• [WRITTEN PROBLEM]: Each line that includes the string "more" counts once; give the total and nothing else.

┄┄┄┄┄┄┄┄┄┄┄┄┄┄┄┄┄┄┄┄

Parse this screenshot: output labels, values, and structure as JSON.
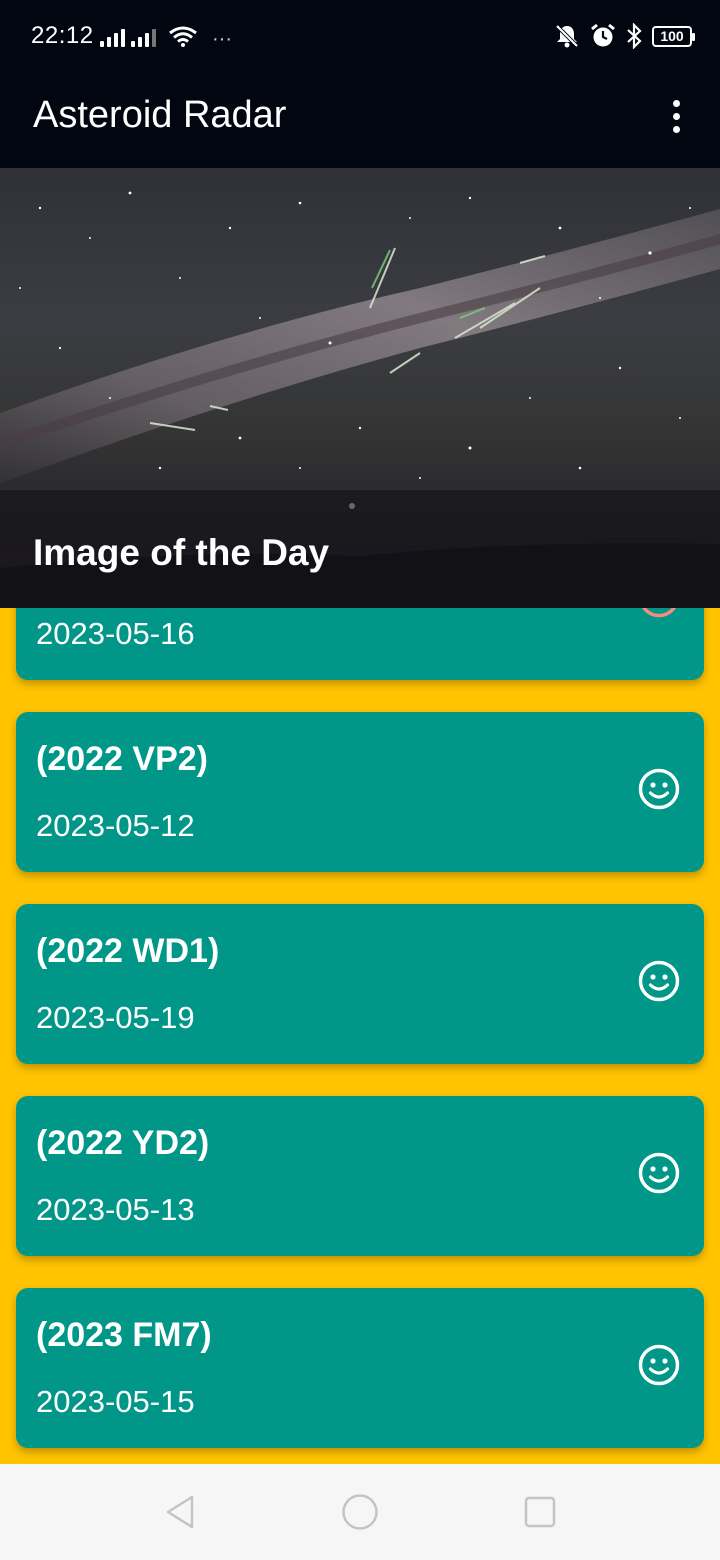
{
  "status_bar": {
    "time": "22:12",
    "battery": "100",
    "icons": [
      "signal-icon",
      "signal-icon",
      "wifi-icon",
      "more-dots-icon",
      "mute-icon",
      "alarm-icon",
      "bluetooth-icon",
      "battery-icon"
    ]
  },
  "app_bar": {
    "title": "Asteroid Radar",
    "menu_icon": "more-vert-icon"
  },
  "image_of_day": {
    "caption": "Image of the Day"
  },
  "asteroids": [
    {
      "name": "",
      "date": "2023-05-16",
      "status": "hazardous"
    },
    {
      "name": "(2022 VP2)",
      "date": "2023-05-12",
      "status": "safe"
    },
    {
      "name": "(2022 WD1)",
      "date": "2023-05-19",
      "status": "safe"
    },
    {
      "name": "(2022 YD2)",
      "date": "2023-05-13",
      "status": "safe"
    },
    {
      "name": "(2023 FM7)",
      "date": "2023-05-15",
      "status": "safe"
    }
  ],
  "nav_bar": {
    "buttons": [
      "back-icon",
      "home-icon",
      "recents-icon"
    ]
  },
  "colors": {
    "app_bar": "#020611",
    "background": "#FFC300",
    "card": "#009688",
    "text": "#FFFFFF",
    "hazard_icon": "#F28B82"
  }
}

┄┄┄┄┄┄┄┄┄┄┄┄┄┄┄┄┄┄┄┄

• [ANSWER TO THIS PROBLEM]: 2